# INFORMATION SHOWN
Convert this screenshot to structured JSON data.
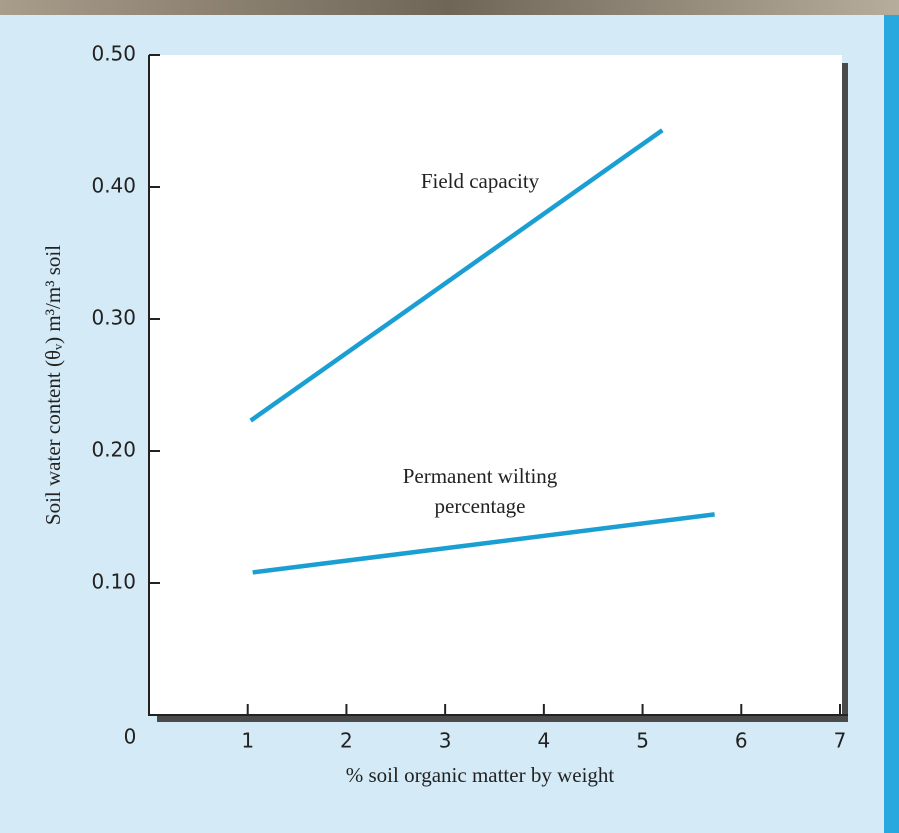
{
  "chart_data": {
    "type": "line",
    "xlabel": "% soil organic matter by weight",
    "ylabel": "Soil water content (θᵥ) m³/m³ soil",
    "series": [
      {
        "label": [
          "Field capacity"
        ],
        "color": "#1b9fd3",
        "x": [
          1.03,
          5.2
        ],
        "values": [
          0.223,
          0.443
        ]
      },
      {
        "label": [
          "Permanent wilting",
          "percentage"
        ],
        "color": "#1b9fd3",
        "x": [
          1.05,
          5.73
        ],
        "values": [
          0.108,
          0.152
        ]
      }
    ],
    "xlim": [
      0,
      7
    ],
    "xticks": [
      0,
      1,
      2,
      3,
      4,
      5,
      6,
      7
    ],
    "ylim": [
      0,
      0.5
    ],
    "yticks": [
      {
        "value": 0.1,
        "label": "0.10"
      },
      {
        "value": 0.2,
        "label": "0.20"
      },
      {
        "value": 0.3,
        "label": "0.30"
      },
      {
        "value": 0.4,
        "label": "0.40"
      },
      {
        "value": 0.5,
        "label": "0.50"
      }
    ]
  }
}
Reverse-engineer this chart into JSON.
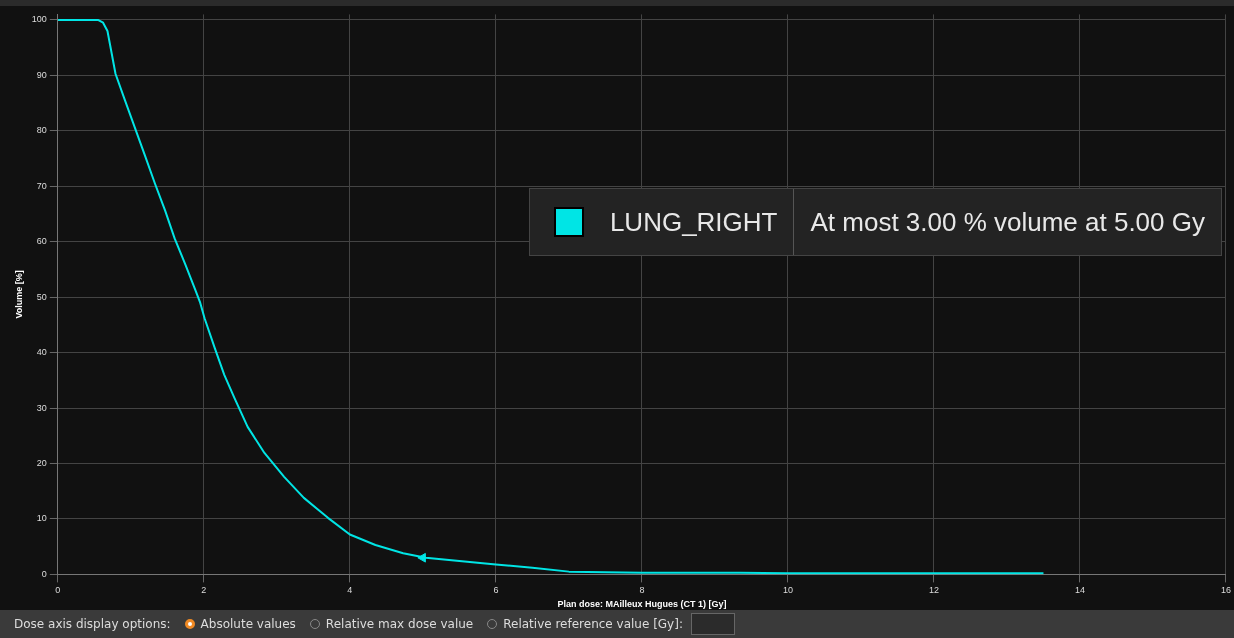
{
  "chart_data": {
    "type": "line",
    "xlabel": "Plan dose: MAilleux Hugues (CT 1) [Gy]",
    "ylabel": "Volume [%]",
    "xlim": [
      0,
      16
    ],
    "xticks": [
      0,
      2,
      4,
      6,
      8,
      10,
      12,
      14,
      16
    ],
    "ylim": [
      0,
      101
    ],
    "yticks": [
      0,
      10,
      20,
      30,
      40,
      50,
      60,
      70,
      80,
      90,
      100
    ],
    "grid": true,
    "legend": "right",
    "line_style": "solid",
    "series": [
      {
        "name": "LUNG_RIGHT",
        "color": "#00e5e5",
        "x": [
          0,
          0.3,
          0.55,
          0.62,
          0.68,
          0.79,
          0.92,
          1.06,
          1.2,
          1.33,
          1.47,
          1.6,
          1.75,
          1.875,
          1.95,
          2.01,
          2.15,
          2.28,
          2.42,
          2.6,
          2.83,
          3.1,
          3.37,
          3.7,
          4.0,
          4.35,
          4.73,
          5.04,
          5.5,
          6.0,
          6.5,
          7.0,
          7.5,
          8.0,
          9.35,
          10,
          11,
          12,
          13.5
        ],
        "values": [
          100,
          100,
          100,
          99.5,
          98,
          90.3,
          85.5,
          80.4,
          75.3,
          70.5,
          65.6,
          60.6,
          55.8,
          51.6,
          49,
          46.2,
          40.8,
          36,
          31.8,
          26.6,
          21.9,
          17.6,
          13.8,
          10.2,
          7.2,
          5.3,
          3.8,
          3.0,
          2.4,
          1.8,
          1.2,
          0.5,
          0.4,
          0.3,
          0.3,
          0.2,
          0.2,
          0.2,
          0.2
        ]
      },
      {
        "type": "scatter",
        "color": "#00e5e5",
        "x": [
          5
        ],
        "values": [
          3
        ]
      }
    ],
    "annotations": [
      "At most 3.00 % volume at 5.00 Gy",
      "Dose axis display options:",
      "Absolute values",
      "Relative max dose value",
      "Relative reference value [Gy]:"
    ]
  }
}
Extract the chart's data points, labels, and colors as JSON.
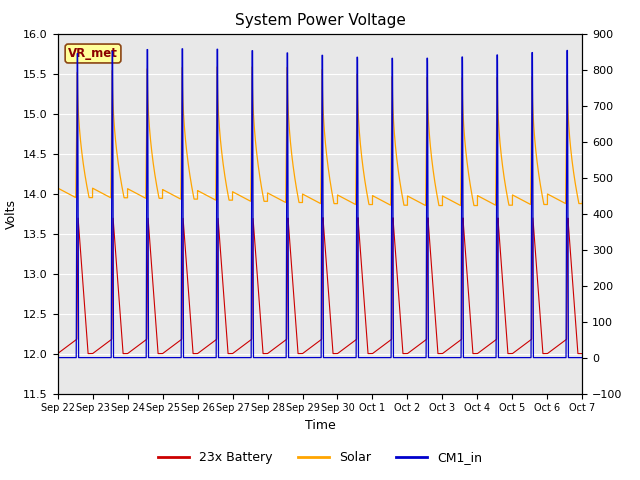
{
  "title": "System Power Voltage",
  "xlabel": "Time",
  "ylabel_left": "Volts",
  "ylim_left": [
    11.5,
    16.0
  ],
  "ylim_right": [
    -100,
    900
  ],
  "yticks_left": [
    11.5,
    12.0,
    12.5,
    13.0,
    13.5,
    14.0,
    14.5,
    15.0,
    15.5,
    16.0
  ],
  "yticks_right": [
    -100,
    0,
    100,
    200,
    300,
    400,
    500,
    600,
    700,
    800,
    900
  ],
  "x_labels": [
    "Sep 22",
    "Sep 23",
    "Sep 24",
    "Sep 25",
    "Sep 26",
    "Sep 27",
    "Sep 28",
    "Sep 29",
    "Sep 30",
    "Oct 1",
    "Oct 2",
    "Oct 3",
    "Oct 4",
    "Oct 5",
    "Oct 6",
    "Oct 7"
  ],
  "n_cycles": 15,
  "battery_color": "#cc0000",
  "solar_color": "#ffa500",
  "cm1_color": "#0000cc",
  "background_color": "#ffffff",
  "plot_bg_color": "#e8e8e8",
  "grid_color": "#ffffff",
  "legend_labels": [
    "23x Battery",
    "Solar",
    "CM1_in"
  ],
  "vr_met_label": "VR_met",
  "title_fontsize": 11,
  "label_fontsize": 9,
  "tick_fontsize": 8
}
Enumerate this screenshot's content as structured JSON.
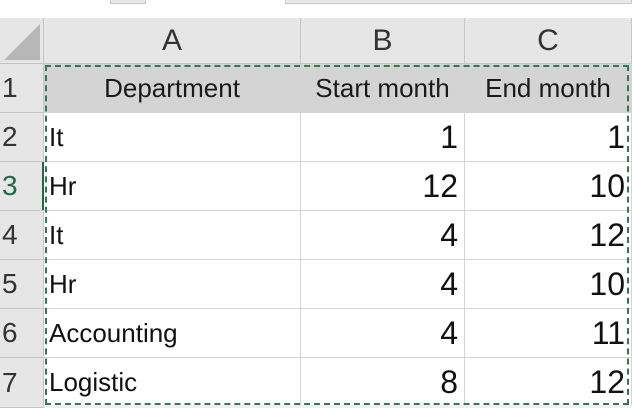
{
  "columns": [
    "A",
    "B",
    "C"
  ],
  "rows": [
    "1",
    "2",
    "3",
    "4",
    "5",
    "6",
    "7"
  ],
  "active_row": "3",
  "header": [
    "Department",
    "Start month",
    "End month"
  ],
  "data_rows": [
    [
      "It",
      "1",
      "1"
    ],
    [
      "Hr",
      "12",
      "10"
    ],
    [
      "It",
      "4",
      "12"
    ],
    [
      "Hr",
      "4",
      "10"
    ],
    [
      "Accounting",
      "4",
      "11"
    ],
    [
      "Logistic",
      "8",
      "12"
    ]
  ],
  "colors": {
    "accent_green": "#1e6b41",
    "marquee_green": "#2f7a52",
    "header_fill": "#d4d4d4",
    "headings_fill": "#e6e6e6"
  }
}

---

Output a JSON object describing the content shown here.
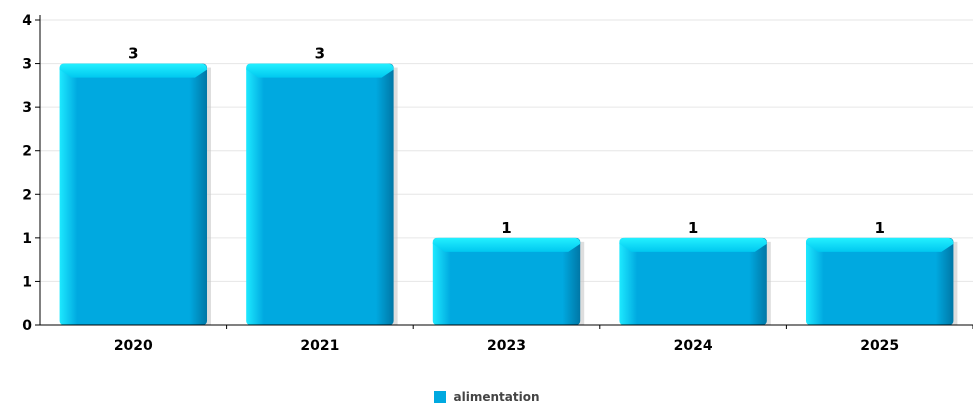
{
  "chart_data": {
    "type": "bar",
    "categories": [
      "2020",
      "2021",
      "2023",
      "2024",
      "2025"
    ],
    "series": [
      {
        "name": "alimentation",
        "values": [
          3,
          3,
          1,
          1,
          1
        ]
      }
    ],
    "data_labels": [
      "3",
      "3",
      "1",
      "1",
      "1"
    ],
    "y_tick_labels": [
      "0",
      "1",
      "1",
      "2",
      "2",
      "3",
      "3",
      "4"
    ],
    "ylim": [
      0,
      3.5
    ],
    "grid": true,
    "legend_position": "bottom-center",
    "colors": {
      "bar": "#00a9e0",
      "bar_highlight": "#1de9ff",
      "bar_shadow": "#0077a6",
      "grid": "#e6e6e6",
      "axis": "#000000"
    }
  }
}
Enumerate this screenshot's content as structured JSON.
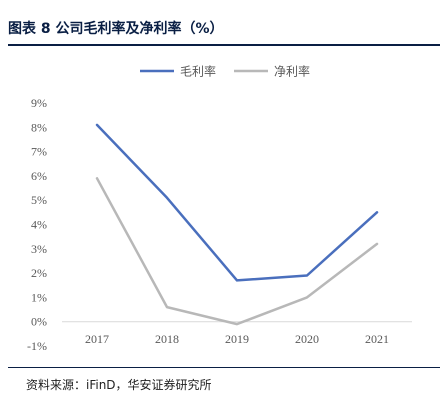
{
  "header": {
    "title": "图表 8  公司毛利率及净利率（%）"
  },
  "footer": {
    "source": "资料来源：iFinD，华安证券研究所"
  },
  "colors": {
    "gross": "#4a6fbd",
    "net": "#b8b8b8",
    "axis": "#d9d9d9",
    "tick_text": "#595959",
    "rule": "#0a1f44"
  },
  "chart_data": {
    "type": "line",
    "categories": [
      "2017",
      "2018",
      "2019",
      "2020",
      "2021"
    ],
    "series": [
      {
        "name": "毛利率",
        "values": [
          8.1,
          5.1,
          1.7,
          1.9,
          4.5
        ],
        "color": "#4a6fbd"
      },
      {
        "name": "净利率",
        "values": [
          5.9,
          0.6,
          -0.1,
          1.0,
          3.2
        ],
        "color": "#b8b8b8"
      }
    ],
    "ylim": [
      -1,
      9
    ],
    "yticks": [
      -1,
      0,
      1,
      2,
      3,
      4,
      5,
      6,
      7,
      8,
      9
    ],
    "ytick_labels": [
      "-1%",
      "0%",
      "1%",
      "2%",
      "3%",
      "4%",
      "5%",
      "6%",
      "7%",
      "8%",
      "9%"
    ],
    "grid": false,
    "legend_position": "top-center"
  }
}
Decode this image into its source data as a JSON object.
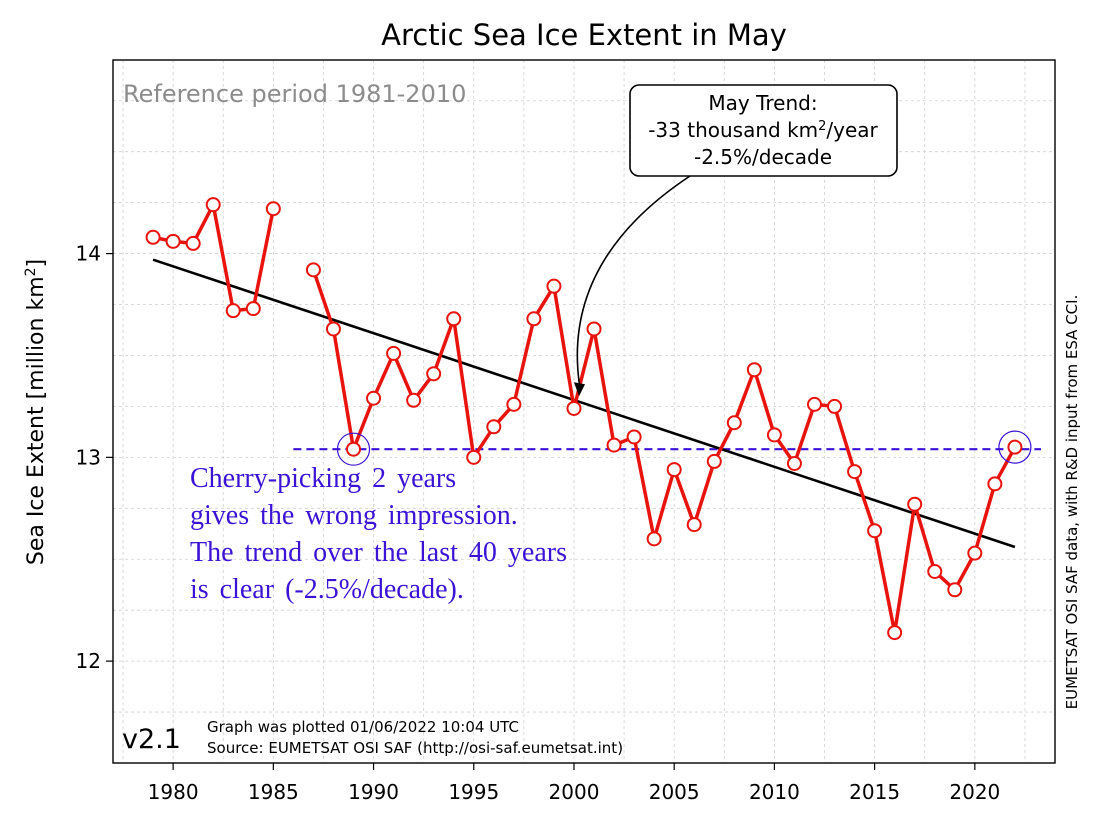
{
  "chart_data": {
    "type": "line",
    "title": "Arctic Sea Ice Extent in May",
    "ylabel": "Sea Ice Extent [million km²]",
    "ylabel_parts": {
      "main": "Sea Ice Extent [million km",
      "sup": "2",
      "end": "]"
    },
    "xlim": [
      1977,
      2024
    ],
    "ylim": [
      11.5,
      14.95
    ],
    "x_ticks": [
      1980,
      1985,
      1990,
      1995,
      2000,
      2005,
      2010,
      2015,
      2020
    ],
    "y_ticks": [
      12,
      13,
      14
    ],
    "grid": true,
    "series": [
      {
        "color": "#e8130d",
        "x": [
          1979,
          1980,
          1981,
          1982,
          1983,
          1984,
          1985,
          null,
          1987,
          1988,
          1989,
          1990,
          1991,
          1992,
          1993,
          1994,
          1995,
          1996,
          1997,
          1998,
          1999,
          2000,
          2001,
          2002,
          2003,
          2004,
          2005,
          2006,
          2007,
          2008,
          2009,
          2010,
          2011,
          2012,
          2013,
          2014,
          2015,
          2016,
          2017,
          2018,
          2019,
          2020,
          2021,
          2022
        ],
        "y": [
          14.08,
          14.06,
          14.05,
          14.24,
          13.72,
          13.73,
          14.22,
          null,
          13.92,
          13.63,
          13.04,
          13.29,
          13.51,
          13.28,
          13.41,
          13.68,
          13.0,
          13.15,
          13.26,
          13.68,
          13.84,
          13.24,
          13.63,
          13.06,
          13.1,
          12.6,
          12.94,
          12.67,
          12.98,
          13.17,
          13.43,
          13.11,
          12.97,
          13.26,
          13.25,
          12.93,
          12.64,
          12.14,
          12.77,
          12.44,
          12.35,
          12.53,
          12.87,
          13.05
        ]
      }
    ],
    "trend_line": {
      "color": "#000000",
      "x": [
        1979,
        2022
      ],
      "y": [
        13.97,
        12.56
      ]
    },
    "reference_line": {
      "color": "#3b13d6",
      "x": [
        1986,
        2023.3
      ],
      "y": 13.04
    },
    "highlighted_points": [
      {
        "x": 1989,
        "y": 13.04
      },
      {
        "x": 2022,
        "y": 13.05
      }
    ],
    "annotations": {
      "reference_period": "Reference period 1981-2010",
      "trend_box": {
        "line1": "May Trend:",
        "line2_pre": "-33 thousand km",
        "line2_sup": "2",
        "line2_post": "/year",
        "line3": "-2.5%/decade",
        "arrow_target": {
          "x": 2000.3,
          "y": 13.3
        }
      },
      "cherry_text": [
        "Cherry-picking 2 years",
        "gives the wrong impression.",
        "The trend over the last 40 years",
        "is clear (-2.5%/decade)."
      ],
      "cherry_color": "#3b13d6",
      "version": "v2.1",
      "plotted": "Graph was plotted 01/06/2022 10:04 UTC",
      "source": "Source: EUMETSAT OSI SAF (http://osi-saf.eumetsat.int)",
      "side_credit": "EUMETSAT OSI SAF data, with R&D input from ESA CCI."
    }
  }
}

# INSTRUCTIONS FOR THE TASK
Locate each line containing the string "content" and show it.

# SOLUTION BELOW
    "ylabel": "Soil water content (θᵥ) m³/m³ soil",
Enumerate this screenshot's content as structured JSON.
Output a JSON object describing the content shown here.
Enumerate this screenshot's content as structured JSON.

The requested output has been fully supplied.